-- start of Working data --

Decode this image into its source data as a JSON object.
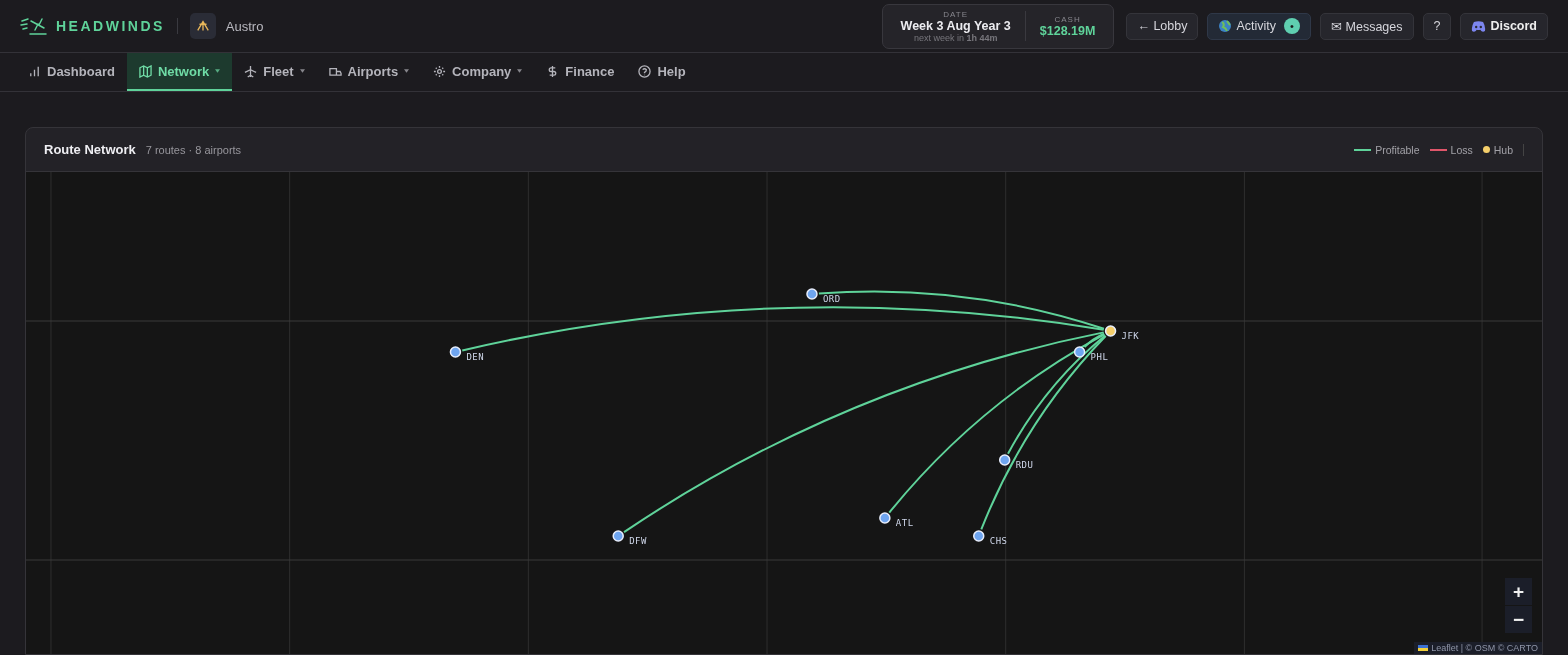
{
  "brand": {
    "name": "HEADWINDS",
    "airline": "Austro"
  },
  "clock": {
    "date_label": "DATE",
    "date": "Week 3 Aug Year 3",
    "next": "next week in **1h 44m**",
    "cash_label": "CASH",
    "cash": "$128.19M"
  },
  "actions": [
    {
      "kind": "plain",
      "label": "← Lobby"
    },
    {
      "kind": "activity",
      "label": "Activity",
      "badge": "•"
    },
    {
      "kind": "plain",
      "label": "✉ Messages"
    },
    {
      "kind": "plain",
      "label": "?"
    },
    {
      "kind": "discord",
      "label": "Discord"
    }
  ],
  "tabs": [
    {
      "label": "Dashboard",
      "selected": false,
      "dropdown": false
    },
    {
      "label": "Network",
      "selected": true,
      "dropdown": true
    },
    {
      "label": "Fleet",
      "selected": false,
      "dropdown": true
    },
    {
      "label": "Airports",
      "selected": false,
      "dropdown": true
    },
    {
      "label": "Company",
      "selected": false,
      "dropdown": true
    },
    {
      "label": "Finance",
      "selected": false,
      "dropdown": false
    },
    {
      "label": "Help",
      "selected": false,
      "dropdown": false
    }
  ],
  "panel": {
    "title": "Route Network",
    "summary": "7 routes · 8 airports",
    "legend": [
      {
        "kind": "line",
        "label": "Profitable",
        "color": "#5fd39a"
      },
      {
        "kind": "line",
        "label": "Loss",
        "color": "#e0566a"
      },
      {
        "kind": "dot",
        "label": "Hub",
        "color": "#f5cf6b"
      }
    ]
  },
  "map": {
    "airports": [
      {
        "code": "ORD",
        "hub": false,
        "profitable": true
      },
      {
        "code": "JFK",
        "hub": true
      },
      {
        "code": "DEN",
        "hub": false,
        "profitable": true
      },
      {
        "code": "PHL",
        "hub": false,
        "profitable": true
      },
      {
        "code": "RDU",
        "hub": false,
        "profitable": true
      },
      {
        "code": "ATL",
        "hub": false,
        "profitable": true
      },
      {
        "code": "CHS",
        "hub": false,
        "profitable": true
      },
      {
        "code": "DFW",
        "hub": false,
        "profitable": true
      }
    ],
    "zoom_in": "+",
    "zoom_out": "−",
    "attribution": "Leaflet | © OSM © CARTO"
  }
}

-- end of Working data --

▸ **Task details**
Read through the lines above and collect those that contain the string "color".

▸ **Answer to the problem**
        "color": "#5fd39a"
        "color": "#e0566a"
        "color": "#f5cf6b"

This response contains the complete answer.